(Work to complete): An exact copy of every entry is needed here; the images stay out.

(Provided information):
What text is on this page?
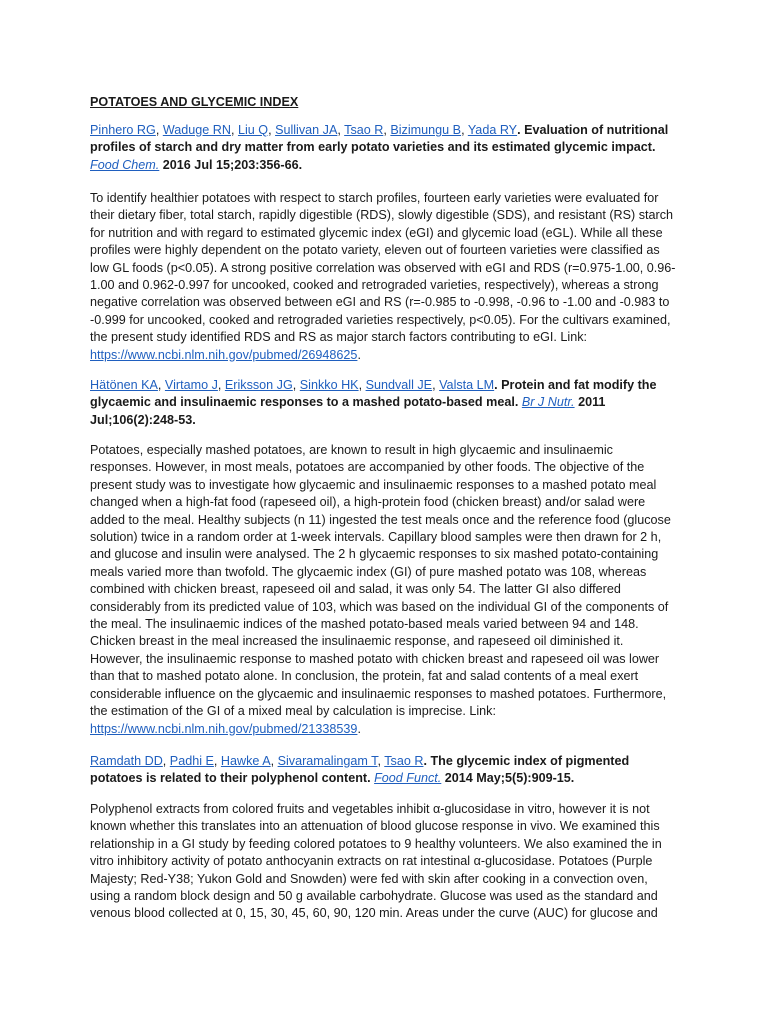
POTATOES AND GLYCEMIC INDEX
Pinhero RG, Waduge RN, Liu Q, Sullivan JA, Tsao R, Bizimungu B, Yada RY. Evaluation of nutritional profiles of starch and dry matter from early potato varieties and its estimated glycemic impact. Food Chem. 2016 Jul 15;203:356-66.
To identify healthier potatoes with respect to starch profiles, fourteen early varieties were evaluated for their dietary fiber, total starch, rapidly digestible (RDS), slowly digestible (SDS), and resistant (RS) starch for nutrition and with regard to estimated glycemic index (eGI) and glycemic load (eGL). While all these profiles were highly dependent on the potato variety, eleven out of fourteen varieties were classified as low GL foods (p<0.05). A strong positive correlation was observed with eGI and RDS (r=0.975-1.00, 0.96-1.00 and 0.962-0.997 for uncooked, cooked and retrograded varieties, respectively), whereas a strong negative correlation was observed between eGI and RS (r=-0.985 to -0.998, -0.96 to -1.00 and -0.983 to -0.999 for uncooked, cooked and retrograded varieties respectively, p<0.05). For the cultivars examined, the present study identified RDS and RS as major starch factors contributing to eGI. Link: https://www.ncbi.nlm.nih.gov/pubmed/26948625.
Hätönen KA, Virtamo J, Eriksson JG, Sinkko HK, Sundvall JE, Valsta LM. Protein and fat modify the glycaemic and insulinaemic responses to a mashed potato-based meal. Br J Nutr. 2011 Jul;106(2):248-53.
Potatoes, especially mashed potatoes, are known to result in high glycaemic and insulinaemic responses. However, in most meals, potatoes are accompanied by other foods. The objective of the present study was to investigate how glycaemic and insulinaemic responses to a mashed potato meal changed when a high-fat food (rapeseed oil), a high-protein food (chicken breast) and/or salad were added to the meal. Healthy subjects (n 11) ingested the test meals once and the reference food (glucose solution) twice in a random order at 1-week intervals. Capillary blood samples were then drawn for 2 h, and glucose and insulin were analysed. The 2 h glycaemic responses to six mashed potato-containing meals varied more than twofold. The glycaemic index (GI) of pure mashed potato was 108, whereas combined with chicken breast, rapeseed oil and salad, it was only 54. The latter GI also differed considerably from its predicted value of 103, which was based on the individual GI of the components of the meal. The insulinaemic indices of the mashed potato-based meals varied between 94 and 148. Chicken breast in the meal increased the insulinaemic response, and rapeseed oil diminished it. However, the insulinaemic response to mashed potato with chicken breast and rapeseed oil was lower than that to mashed potato alone. In conclusion, the protein, fat and salad contents of a meal exert considerable influence on the glycaemic and insulinaemic responses to mashed potatoes. Furthermore, the estimation of the GI of a mixed meal by calculation is imprecise. Link: https://www.ncbi.nlm.nih.gov/pubmed/21338539.
Ramdath DD, Padhi E, Hawke A, Sivaramalingam T, Tsao R. The glycemic index of pigmented potatoes is related to their polyphenol content. Food Funct. 2014 May;5(5):909-15.
Polyphenol extracts from colored fruits and vegetables inhibit α-glucosidase in vitro, however it is not known whether this translates into an attenuation of blood glucose response in vivo. We examined this relationship in a GI study by feeding colored potatoes to 9 healthy volunteers. We also examined the in vitro inhibitory activity of potato anthocyanin extracts on rat intestinal α-glucosidase. Potatoes (Purple Majesty; Red-Y38; Yukon Gold and Snowden) were fed with skin after cooking in a convection oven, using a random block design and 50 g available carbohydrate. Glucose was used as the standard and venous blood collected at 0, 15, 30, 45, 60, 90, 120 min. Areas under the curve (AUC) for glucose and
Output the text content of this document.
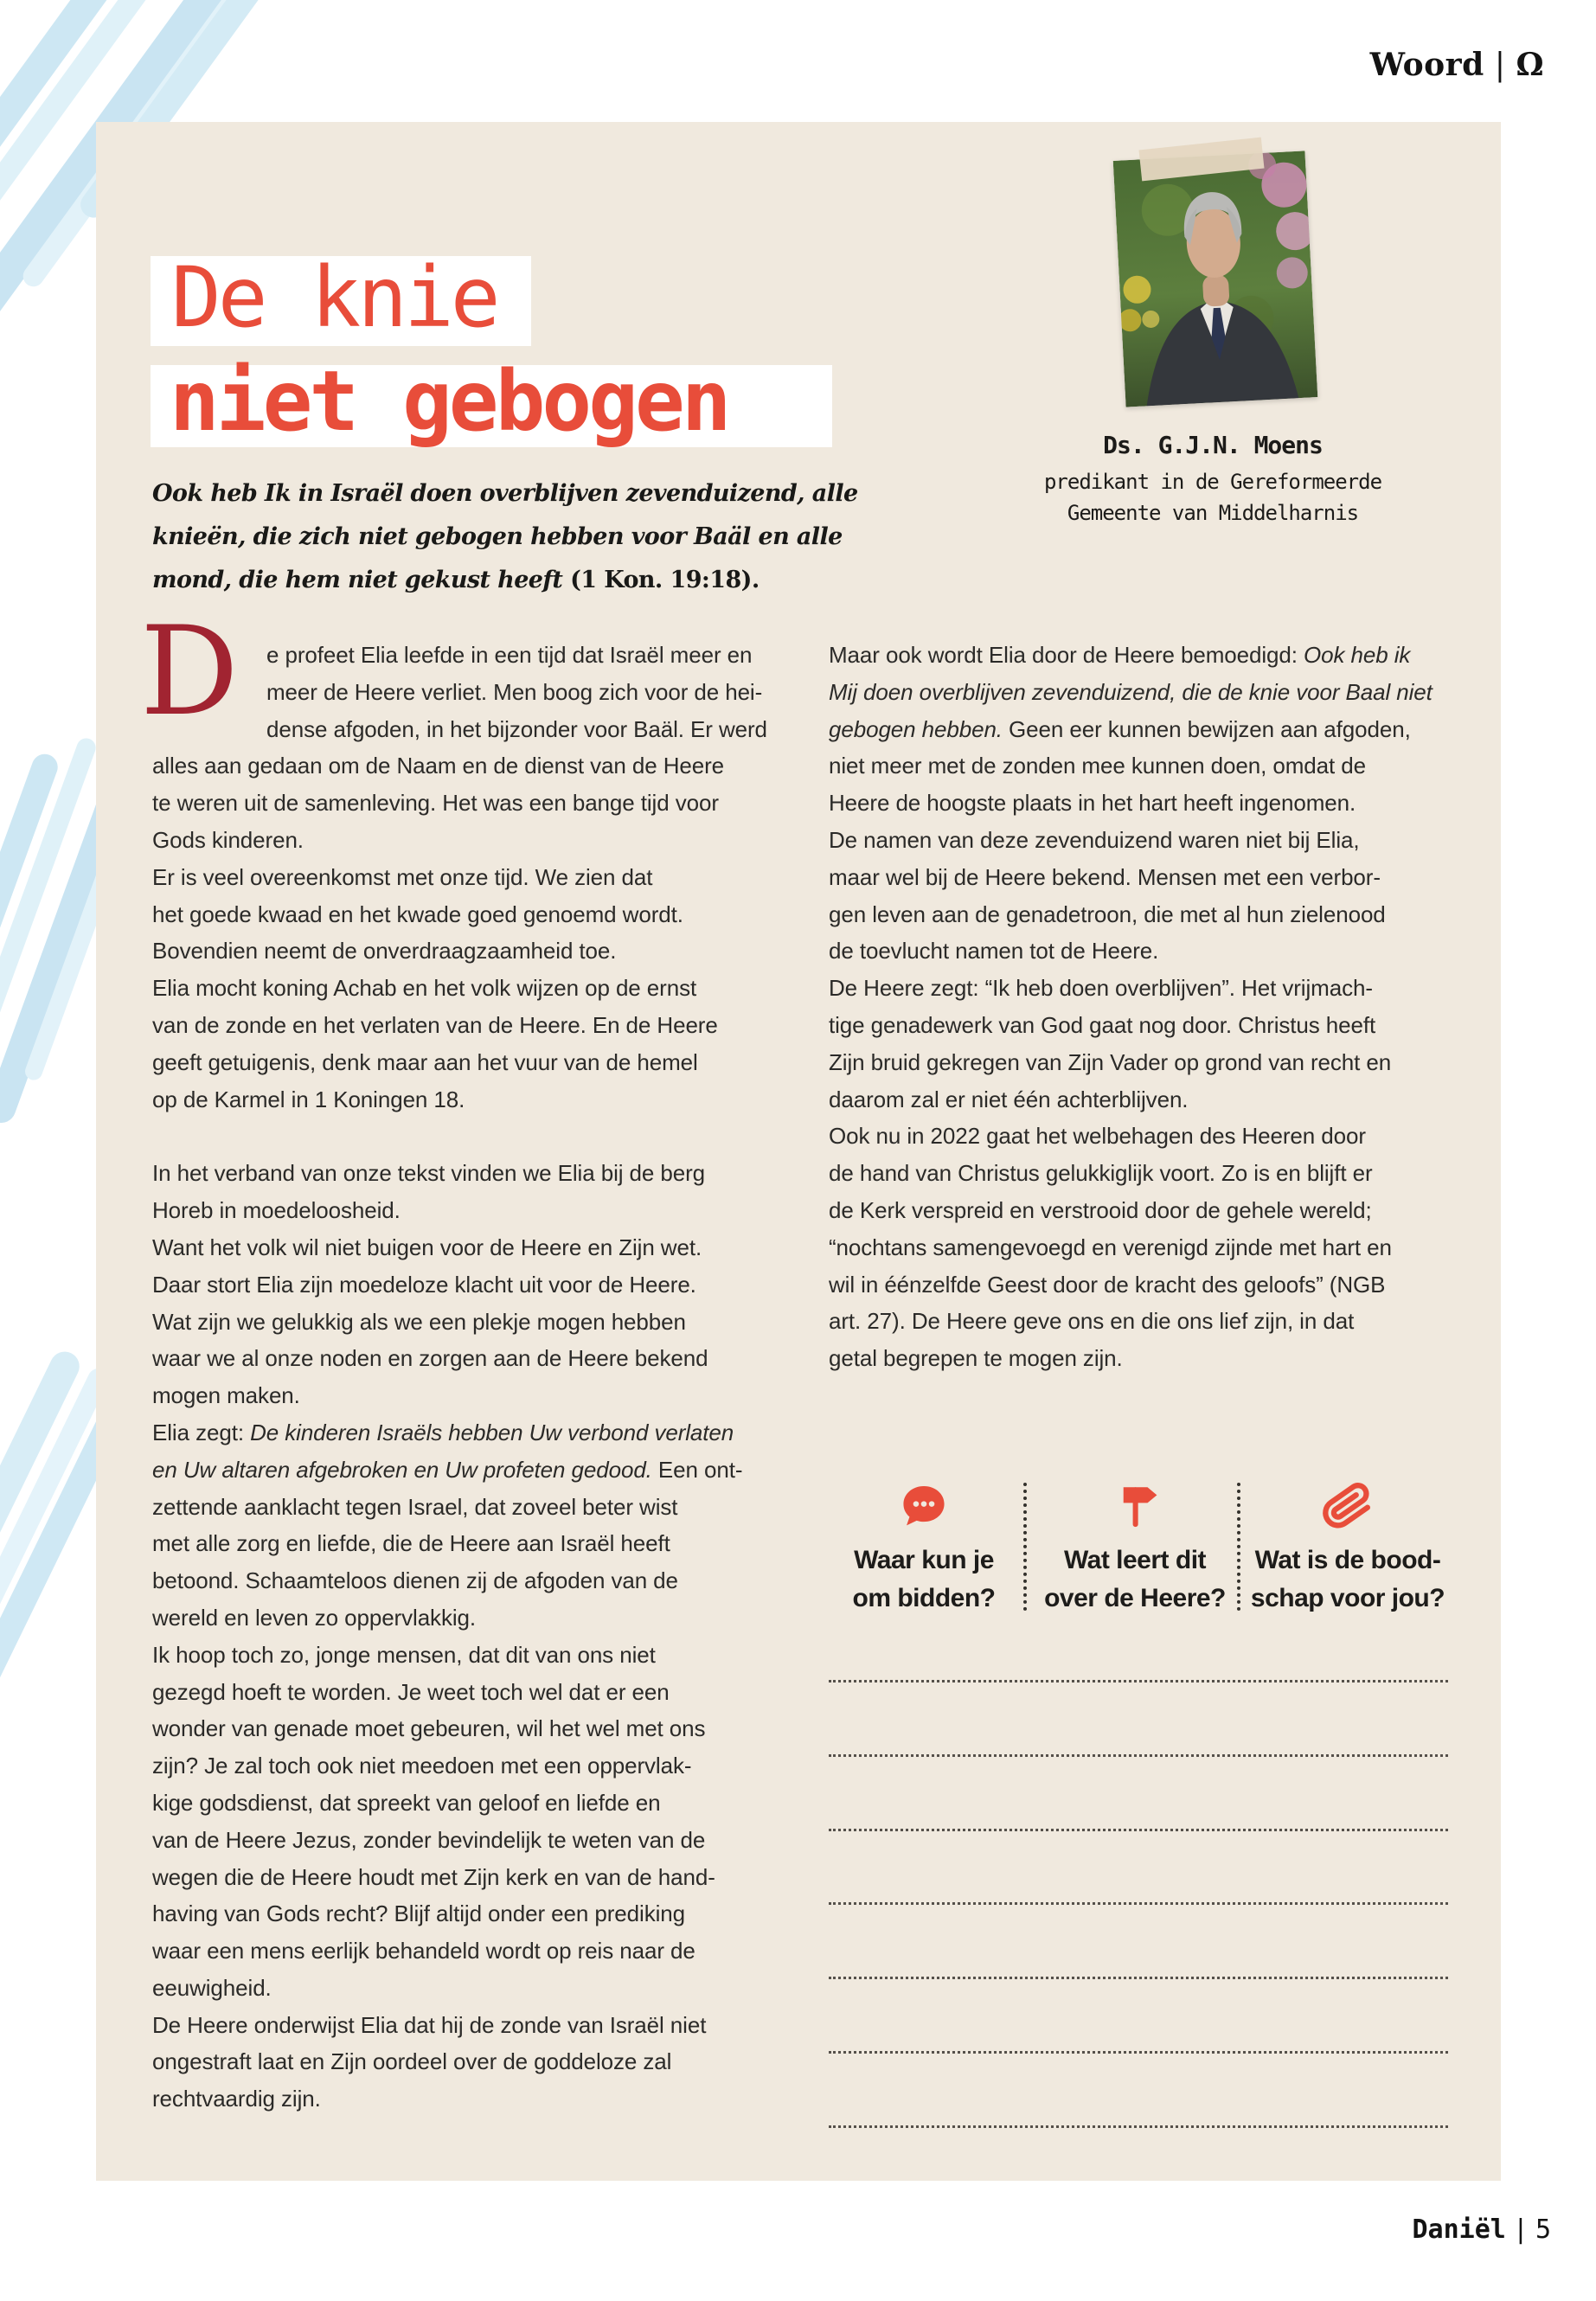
Woord | Ω
De knie
niet gebogen
Ook heb Ik in Israël doen overblijven zevenduizend, alle
knieën, die zich niet gebogen hebben voor Baäl en alle
mond, die hem niet gekust heeft (1 Kon. 19:18).
Ds. G.J.N. Moens
predikant in de Gereformeerde
Gemeente van Middelharnis
D e profeet Elia leefde in een tijd dat Israël meer en
meer de Heere verliet. Men boog zich voor de hei-
dense afgoden, in het bijzonder voor Baäl. Er werd
alles aan gedaan om de Naam en de dienst van de Heere
te weren uit de samenleving. Het was een bange tijd voor
Gods kinderen.
Er is veel overeenkomst met onze tijd. We zien dat
het goede kwaad en het kwade goed genoemd wordt.
Bovendien neemt de onverdraagzaamheid toe.
Elia mocht koning Achab en het volk wijzen op de ernst
van de zonde en het verlaten van de Heere. En de Heere
geeft getuigenis, denk maar aan het vuur van de hemel
op de Karmel in 1 Koningen 18.
In het verband van onze tekst vinden we Elia bij de berg
Horeb in moedeloosheid.
Want het volk wil niet buigen voor de Heere en Zijn wet.
Daar stort Elia zijn moedeloze klacht uit voor de Heere.
Wat zijn we gelukkig als we een plekje mogen hebben
waar we al onze noden en zorgen aan de Heere bekend
mogen maken.
Elia zegt: De kinderen Israëls hebben Uw verbond verlaten
en Uw altaren afgebroken en Uw profeten gedood. Een ont-
zettende aanklacht tegen Israel, dat zoveel beter wist
met alle zorg en liefde, die de Heere aan Israël heeft
betoond. Schaamteloos dienen zij de afgoden van de
wereld en leven zo oppervlakkig.
Ik hoop toch zo, jonge mensen, dat dit van ons niet
gezegd hoeft te worden. Je weet toch wel dat er een
wonder van genade moet gebeuren, wil het wel met ons
zijn? Je zal toch ook niet meedoen met een oppervlak-
kige godsdienst, dat spreekt van geloof en liefde en
van de Heere Jezus, zonder bevindelijk te weten van de
wegen die de Heere houdt met Zijn kerk en van de hand-
having van Gods recht? Blijf altijd onder een prediking
waar een mens eerlijk behandeld wordt op reis naar de
eeuwigheid.
De Heere onderwijst Elia dat hij de zonde van Israël niet
ongestraft laat en Zijn oordeel over de goddeloze zal
rechtvaardig zijn.
Maar ook wordt Elia door de Heere bemoedigd: Ook heb ik
Mij doen overblijven zevenduizend, die de knie voor Baal niet
gebogen hebben. Geen eer kunnen bewijzen aan afgoden,
niet meer met de zonden mee kunnen doen, omdat de
Heere de hoogste plaats in het hart heeft ingenomen.
De namen van deze zevenduizend waren niet bij Elia,
maar wel bij de Heere bekend. Mensen met een verbor-
gen leven aan de genadetroon, die met al hun zielenood
de toevlucht namen tot de Heere.
De Heere zegt: “Ik heb doen overblijven”. Het vrijmach-
tige genadewerk van God gaat nog door. Christus heeft
Zijn bruid gekregen van Zijn Vader op grond van recht en
daarom zal er niet één achterblijven.
Ook nu in 2022 gaat het welbehagen des Heeren door
de hand van Christus gelukkiglijk voort. Zo is en blijft er
de Kerk verspreid en verstrooid door de gehele wereld;
“nochtans samengevoegd en verenigd zijnde met hart en
wil in éénzelfde Geest door de kracht des geloofs” (NGB
art. 27). De Heere geve ons en die ons lief zijn, in dat
getal begrepen te mogen zijn.
Waar kun je
om bidden?
Wat leert dit
over de Heere?
Wat is de bood-
schap voor jou?
Daniël | 5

(Finished exercise):
What text is on this page?
POTATOES AND GLYCEMIC INDEX
Pinhero RG, Waduge RN, Liu Q, Sullivan JA, Tsao R, Bizimungu B, Yada RY. Evaluation of nutritional profiles of starch and dry matter from early potato varieties and its estimated glycemic impact. Food Chem. 2016 Jul 15;203:356-66.
To identify healthier potatoes with respect to starch profiles, fourteen early varieties were evaluated for their dietary fiber, total starch, rapidly digestible (RDS), slowly digestible (SDS), and resistant (RS) starch for nutrition and with regard to estimated glycemic index (eGI) and glycemic load (eGL). While all these profiles were highly dependent on the potato variety, eleven out of fourteen varieties were classified as low GL foods (p<0.05). A strong positive correlation was observed with eGI and RDS (r=0.975-1.00, 0.96-1.00 and 0.962-0.997 for uncooked, cooked and retrograded varieties, respectively), whereas a strong negative correlation was observed between eGI and RS (r=-0.985 to -0.998, -0.96 to -1.00 and -0.983 to -0.999 for uncooked, cooked and retrograded varieties respectively, p<0.05). For the cultivars examined, the present study identified RDS and RS as major starch factors contributing to eGI. Link: https://www.ncbi.nlm.nih.gov/pubmed/26948625.
Hätönen KA, Virtamo J, Eriksson JG, Sinkko HK, Sundvall JE, Valsta LM. Protein and fat modify the glycaemic and insulinaemic responses to a mashed potato-based meal. Br J Nutr. 2011 Jul;106(2):248-53.
Potatoes, especially mashed potatoes, are known to result in high glycaemic and insulinaemic responses. However, in most meals, potatoes are accompanied by other foods. The objective of the present study was to investigate how glycaemic and insulinaemic responses to a mashed potato meal changed when a high-fat food (rapeseed oil), a high-protein food (chicken breast) and/or salad were added to the meal. Healthy subjects (n 11) ingested the test meals once and the reference food (glucose solution) twice in a random order at 1-week intervals. Capillary blood samples were then drawn for 2 h, and glucose and insulin were analysed. The 2 h glycaemic responses to six mashed potato-containing meals varied more than twofold. The glycaemic index (GI) of pure mashed potato was 108, whereas combined with chicken breast, rapeseed oil and salad, it was only 54. The latter GI also differed considerably from its predicted value of 103, which was based on the individual GI of the components of the meal. The insulinaemic indices of the mashed potato-based meals varied between 94 and 148. Chicken breast in the meal increased the insulinaemic response, and rapeseed oil diminished it. However, the insulinaemic response to mashed potato with chicken breast and rapeseed oil was lower than that to mashed potato alone. In conclusion, the protein, fat and salad contents of a meal exert considerable influence on the glycaemic and insulinaemic responses to mashed potatoes. Furthermore, the estimation of the GI of a mixed meal by calculation is imprecise. Link: https://www.ncbi.nlm.nih.gov/pubmed/21338539.
Ramdath DD, Padhi E, Hawke A, Sivaramalingam T, Tsao R. The glycemic index of pigmented potatoes is related to their polyphenol content. Food Funct. 2014 May;5(5):909-15.
Polyphenol extracts from colored fruits and vegetables inhibit α-glucosidase in vitro, however it is not known whether this translates into an attenuation of blood glucose response in vivo. We examined this relationship in a GI study by feeding colored potatoes to 9 healthy volunteers. We also examined the in vitro inhibitory activity of potato anthocyanin extracts on rat intestinal α-glucosidase. Potatoes (Purple Majesty; Red-Y38; Yukon Gold and Snowden) were fed with skin after cooking in a convection oven, using a random block design and 50 g available carbohydrate. Glucose was used as the standard and venous blood collected at 0, 15, 30, 45, 60, 90, 120 min. Areas under the curve (AUC) for glucose and
Output the text content of this document.
Woord | Ω
De knie
niet gebogen
Ook heb Ik in Israël doen overblijven zevenduizend, alle
knieën, die zich niet gebogen hebben voor Baäl en alle
mond, die hem niet gekust heeft (1 Kon. 19:18).
Ds. G.J.N. Moens
predikant in de Gereformeerde
Gemeente van Middelharnis
D e profeet Elia leefde in een tijd dat Israël meer en
meer de Heere verliet. Men boog zich voor de hei-
dense afgoden, in het bijzonder voor Baäl. Er werd
alles aan gedaan om de Naam en de dienst van de Heere
te weren uit de samenleving. Het was een bange tijd voor
Gods kinderen.
Er is veel overeenkomst met onze tijd. We zien dat
het goede kwaad en het kwade goed genoemd wordt.
Bovendien neemt de onverdraagzaamheid toe.
Elia mocht koning Achab en het volk wijzen op de ernst
van de zonde en het verlaten van de Heere. En de Heere
geeft getuigenis, denk maar aan het vuur van de hemel
op de Karmel in 1 Koningen 18.
In het verband van onze tekst vinden we Elia bij de berg
Horeb in moedeloosheid.
Want het volk wil niet buigen voor de Heere en Zijn wet.
Daar stort Elia zijn moedeloze klacht uit voor de Heere.
Wat zijn we gelukkig als we een plekje mogen hebben
waar we al onze noden en zorgen aan de Heere bekend
mogen maken.
Elia zegt: De kinderen Israëls hebben Uw verbond verlaten
en Uw altaren afgebroken en Uw profeten gedood. Een ont-
zettende aanklacht tegen Israel, dat zoveel beter wist
met alle zorg en liefde, die de Heere aan Israël heeft
betoond. Schaamteloos dienen zij de afgoden van de
wereld en leven zo oppervlakkig.
Ik hoop toch zo, jonge mensen, dat dit van ons niet
gezegd hoeft te worden. Je weet toch wel dat er een
wonder van genade moet gebeuren, wil het wel met ons
zijn? Je zal toch ook niet meedoen met een oppervlak-
kige godsdienst, dat spreekt van geloof en liefde en
van de Heere Jezus, zonder bevindelijk te weten van de
wegen die de Heere houdt met Zijn kerk en van de hand-
having van Gods recht? Blijf altijd onder een prediking
waar een mens eerlijk behandeld wordt op reis naar de
eeuwigheid.
De Heere onderwijst Elia dat hij de zonde van Israël niet
ongestraft laat en Zijn oordeel over de goddeloze zal
rechtvaardig zijn.
Maar ook wordt Elia door de Heere bemoedigd: Ook heb ik
Mij doen overblijven zevenduizend, die de knie voor Baal niet
gebogen hebben. Geen eer kunnen bewijzen aan afgoden,
niet meer met de zonden mee kunnen doen, omdat de
Heere de hoogste plaats in het hart heeft ingenomen.
De namen van deze zevenduizend waren niet bij Elia,
maar wel bij de Heere bekend. Mensen met een verbor-
gen leven aan de genadetroon, die met al hun zielenood
de toevlucht namen tot de Heere.
De Heere zegt: “Ik heb doen overblijven”. Het vrijmach-
tige genadewerk van God gaat nog door. Christus heeft
Zijn bruid gekregen van Zijn Vader op grond van recht en
daarom zal er niet één achterblijven.
Ook nu in 2022 gaat het welbehagen des Heeren door
de hand van Christus gelukkiglijk voort. Zo is en blijft er
de Kerk verspreid en verstrooid door de gehele wereld;
“nochtans samengevoegd en verenigd zijnde met hart en
wil in éénzelfde Geest door de kracht des geloofs” (NGB
art. 27). De Heere geve ons en die ons lief zijn, in dat
getal begrepen te mogen zijn.
Waar kun je
om bidden?
Wat leert dit
over de Heere?
Wat is de bood-
schap voor jou?
Daniël | 5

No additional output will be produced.